_Given instruction_. Return every line below as is, leaving out the pictures.

** START OF Supplied records **

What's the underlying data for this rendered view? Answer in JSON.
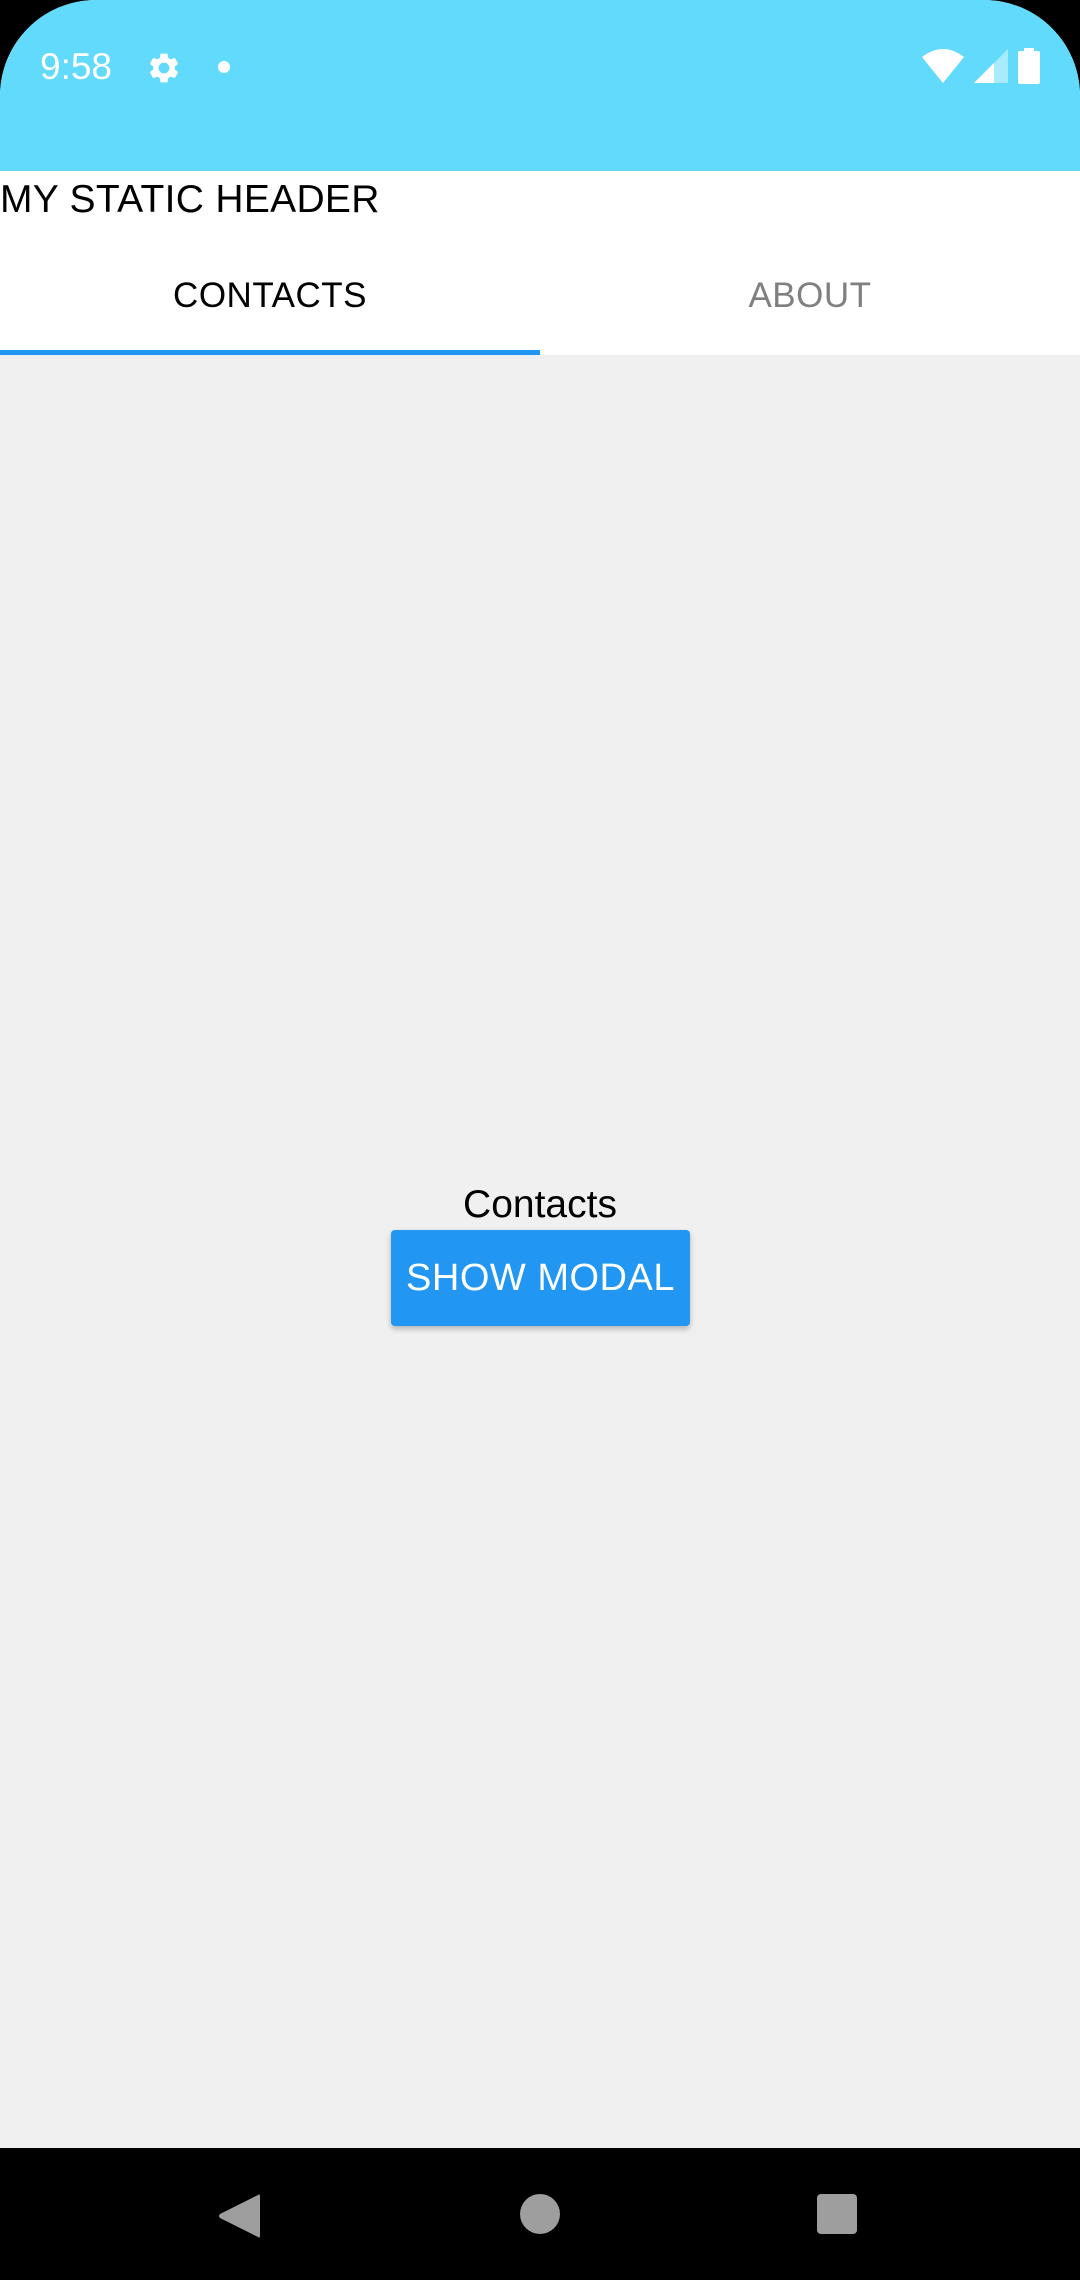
{
  "status_bar": {
    "time": "9:58",
    "background_color": "#62dafc",
    "icons": [
      "gear-icon",
      "notification-dot-icon",
      "wifi-icon",
      "cellular-signal-icon",
      "battery-icon"
    ]
  },
  "header": {
    "title": "MY STATIC HEADER"
  },
  "tabs": [
    {
      "label": "CONTACTS",
      "selected": true
    },
    {
      "label": "ABOUT",
      "selected": false
    }
  ],
  "tab_indicator_color": "#2196f3",
  "content": {
    "title": "Contacts",
    "button_label": "SHOW MODAL",
    "button_color": "#2196f3",
    "background_color": "#f0f0f0"
  },
  "nav_bar": {
    "icons": [
      "back-icon",
      "home-icon",
      "recents-icon"
    ]
  }
}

** END OF Supplied records **

_Answer for this exercise_.
What's the underlying data for this rendered view? Answer in JSON.
{
  "status_bar": {
    "time": "9:58",
    "background_color": "#62dafc",
    "icons": [
      "gear-icon",
      "notification-dot-icon",
      "wifi-icon",
      "cellular-signal-icon",
      "battery-icon"
    ]
  },
  "header": {
    "title": "MY STATIC HEADER"
  },
  "tabs": [
    {
      "label": "CONTACTS",
      "selected": true
    },
    {
      "label": "ABOUT",
      "selected": false
    }
  ],
  "tab_indicator_color": "#2196f3",
  "content": {
    "title": "Contacts",
    "button_label": "SHOW MODAL",
    "button_color": "#2196f3",
    "background_color": "#f0f0f0"
  },
  "nav_bar": {
    "icons": [
      "back-icon",
      "home-icon",
      "recents-icon"
    ]
  }
}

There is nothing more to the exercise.